What this task involves: Rewrite the lines below as a numbered list, skipping any blank lines. Leave out the pictures.

Given data:
::::

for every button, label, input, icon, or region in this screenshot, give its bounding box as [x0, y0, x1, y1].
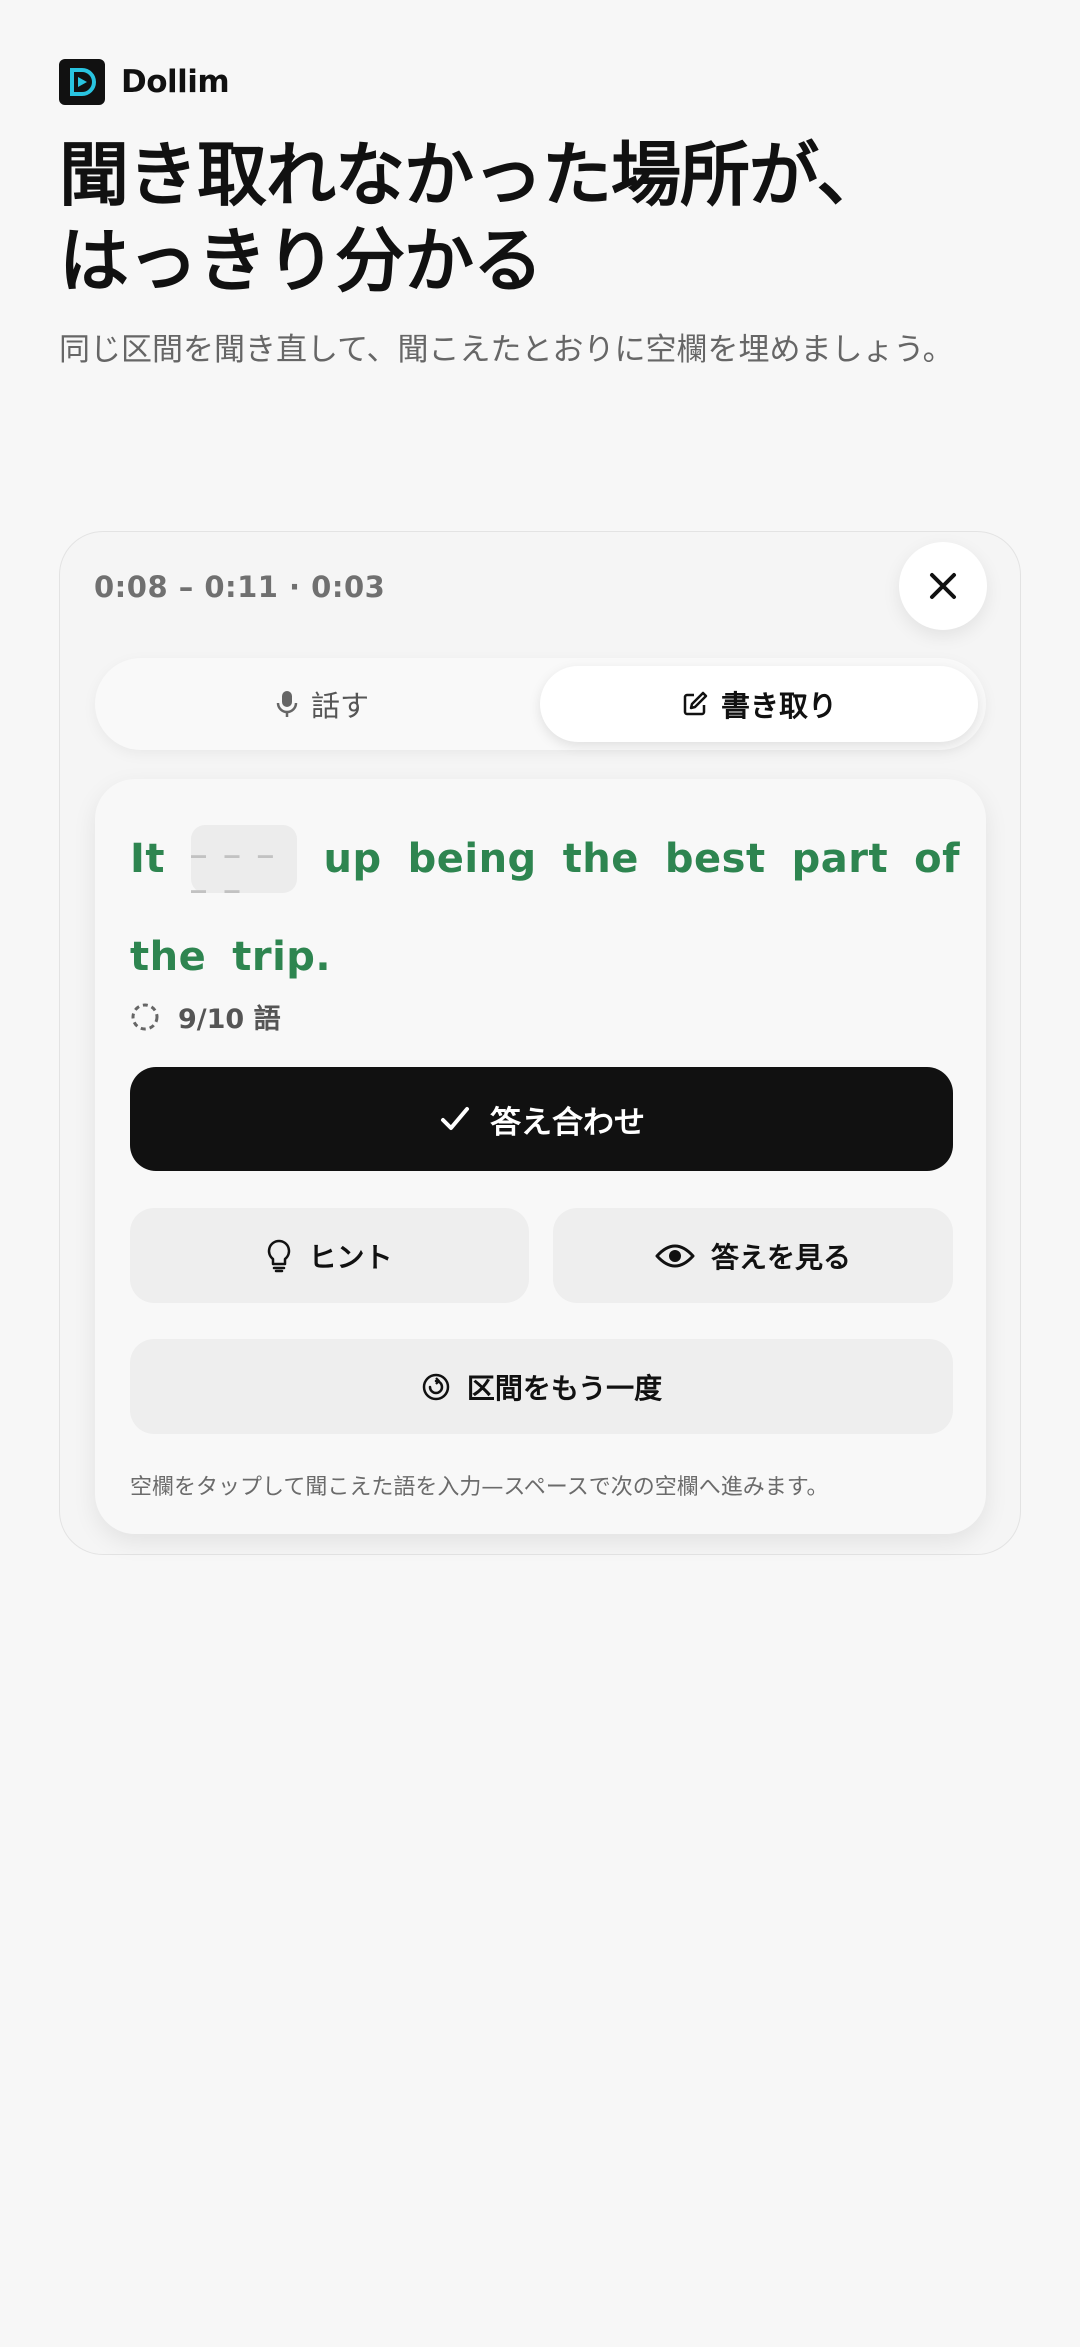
title-line-2: はっきり分かる [59, 220, 543, 302]
microphone-icon [276, 691, 298, 717]
word: being [407, 836, 537, 882]
word: trip. [232, 934, 332, 980]
page-subtitle: 同じ区間を聞き直して、聞こえたとおりに空欄を埋めましょう。 [59, 332, 954, 368]
edit-icon [683, 691, 708, 716]
word: It [130, 836, 166, 882]
mode-tabs: 話す 書き取り [95, 658, 986, 750]
check-answer-label: 答え合わせ [490, 1104, 645, 1141]
sentence-line-1: It _ _ _ _ _ up being the best part of [130, 815, 960, 903]
dictation-panel: It _ _ _ _ _ up being the best part of t… [95, 779, 986, 1534]
word: the [130, 934, 207, 980]
title-line-1: 聞き取れなかった場所が、 [59, 134, 887, 216]
hint-button[interactable]: ヒント [130, 1208, 529, 1303]
blank-input[interactable]: _ _ _ _ _ [191, 824, 298, 894]
tab-dictation[interactable]: 書き取り [540, 666, 978, 742]
progress-text: 9/10 語 [178, 1004, 281, 1035]
word: of [914, 836, 960, 882]
brand-name: Dollim [121, 64, 230, 100]
replay-segment-button[interactable]: 区間をもう一度 [130, 1339, 953, 1434]
dictation-card: 0:08 – 0:11 · 0:03 話す 書き取り It _ _ _ _ _ … [59, 531, 1021, 1555]
replay-icon [422, 1373, 450, 1400]
word: part [791, 836, 889, 882]
lightbulb-icon [268, 1239, 291, 1272]
check-answer-button[interactable]: 答え合わせ [130, 1067, 953, 1171]
tab-speak[interactable]: 話す [103, 666, 541, 742]
close-icon [930, 573, 956, 599]
checkmark-icon [441, 1107, 469, 1130]
page-title: 聞き取れなかった場所が、 はっきり分かる [59, 132, 1019, 304]
close-button[interactable] [899, 542, 987, 630]
time-range: 0:08 – 0:11 · 0:03 [94, 570, 386, 604]
tab-dictation-label: 書き取り [720, 689, 837, 723]
sentence: It _ _ _ _ _ up being the best part of t… [130, 815, 960, 1001]
sentence-line-2: the trip. [130, 913, 960, 1001]
show-answer-label: 答えを見る [710, 1240, 851, 1274]
dollim-logo-icon [59, 59, 105, 105]
eye-icon [655, 1244, 695, 1267]
word: best [664, 836, 766, 882]
tab-speak-label: 話す [310, 689, 369, 723]
show-answer-button[interactable]: 答えを見る [553, 1208, 953, 1303]
progress-ring-icon [131, 1003, 159, 1030]
replay-label: 区間をもう一度 [466, 1371, 663, 1405]
instruction-footnote: 空欄をタップして聞こえた語を入力—スペースで次の空欄へ進みます。 [130, 1475, 829, 1500]
word-progress: 9/10 語 [130, 997, 281, 1036]
word: the [562, 836, 639, 882]
brand-header: Dollim [59, 59, 230, 105]
word: up [323, 836, 382, 882]
hint-label: ヒント [308, 1240, 393, 1274]
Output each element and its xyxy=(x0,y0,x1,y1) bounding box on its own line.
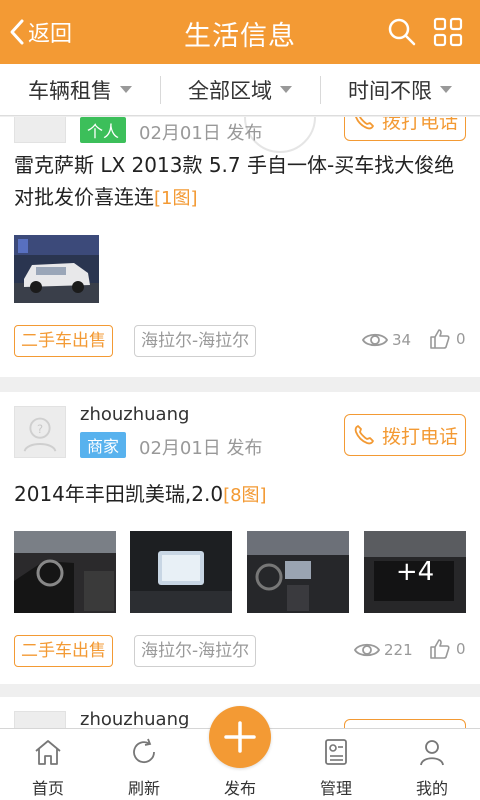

::::

Solution to this problem:
1. for every button, label, input, icon, or region in this screenshot, give its bounding box as [x0, y0, x1, y1].
2. title-line-2: はっきり分かる [59, 220, 543, 302]
3. microphone-icon [276, 691, 298, 717]
4. word: being [407, 836, 537, 882]
5. word: trip. [232, 934, 332, 980]
6. page-subtitle: 同じ区間を聞き直して、聞こえたとおりに空欄を埋めましょう。 [59, 332, 954, 368]
7. edit-icon [683, 691, 708, 716]
8. word: It [130, 836, 166, 882]
9. mode-tabs: 話す 書き取り [95, 658, 986, 750]
10. check-answer-label: 答え合わせ [490, 1104, 645, 1141]
11. sentence-line-1: It _ _ _ _ _ up being the best part of [130, 815, 960, 903]
12. dictation-panel: It _ _ _ _ _ up being the best part of t… [95, 779, 986, 1534]
13. word: the [130, 934, 207, 980]
14. title-line-1: 聞き取れなかった場所が、 [59, 134, 887, 216]
15. hint-button[interactable]: ヒント [130, 1208, 529, 1303]
16. blank-input[interactable]: _ _ _ _ _ [191, 824, 298, 894]
17. tab-dictation[interactable]: 書き取り [540, 666, 978, 742]
18. progress-text: 9/10 語 [178, 1004, 281, 1035]
19. word: of [914, 836, 960, 882]
20. brand-name: Dollim [121, 64, 230, 100]
21. replay-segment-button[interactable]: 区間をもう一度 [130, 1339, 953, 1434]
22. dictation-card: 0:08 – 0:11 · 0:03 話す 書き取り It _ _ _ _ _ … [59, 531, 1021, 1555]
23. replay-icon [422, 1373, 450, 1400]
24. word: part [791, 836, 889, 882]
25. lightbulb-icon [268, 1239, 291, 1272]
26. check-answer-button[interactable]: 答え合わせ [130, 1067, 953, 1171]
27. tab-speak[interactable]: 話す [103, 666, 541, 742]
28. close-icon [930, 573, 956, 599]
29. checkmark-icon [441, 1107, 469, 1130]
30. page-title: 聞き取れなかった場所が、 はっきり分かる [59, 132, 1019, 304]
31. close-button[interactable] [899, 542, 987, 630]
32. time-range: 0:08 – 0:11 · 0:03 [94, 570, 386, 604]
33. tab-dictation-label: 書き取り [720, 689, 837, 723]
34. sentence: It _ _ _ _ _ up being the best part of t… [130, 815, 960, 1001]
35. sentence-line-2: the trip. [130, 913, 960, 1001]
36. show-answer-label: 答えを見る [710, 1240, 851, 1274]
37. dollim-logo-icon [59, 59, 105, 105]
38. eye-icon [655, 1244, 695, 1267]
39. word: best [664, 836, 766, 882]
40. tab-speak-label: 話す [310, 689, 369, 723]
41. show-answer-button[interactable]: 答えを見る [553, 1208, 953, 1303]
42. progress-ring-icon [131, 1003, 159, 1030]
43. replay-label: 区間をもう一度 [466, 1371, 663, 1405]
44. instruction-footnote: 空欄をタップして聞こえた語を入力—スペースで次の空欄へ進みます。 [130, 1475, 829, 1500]
45. word-progress: 9/10 語 [130, 997, 281, 1036]
46. word: the [562, 836, 639, 882]
47. brand-header: Dollim [59, 59, 230, 105]
48. word: up [323, 836, 382, 882]
49. hint-label: ヒント [308, 1240, 393, 1274]
50. Output each element and its xyxy=(x0,y0,x1,y1) bounding box on its own line.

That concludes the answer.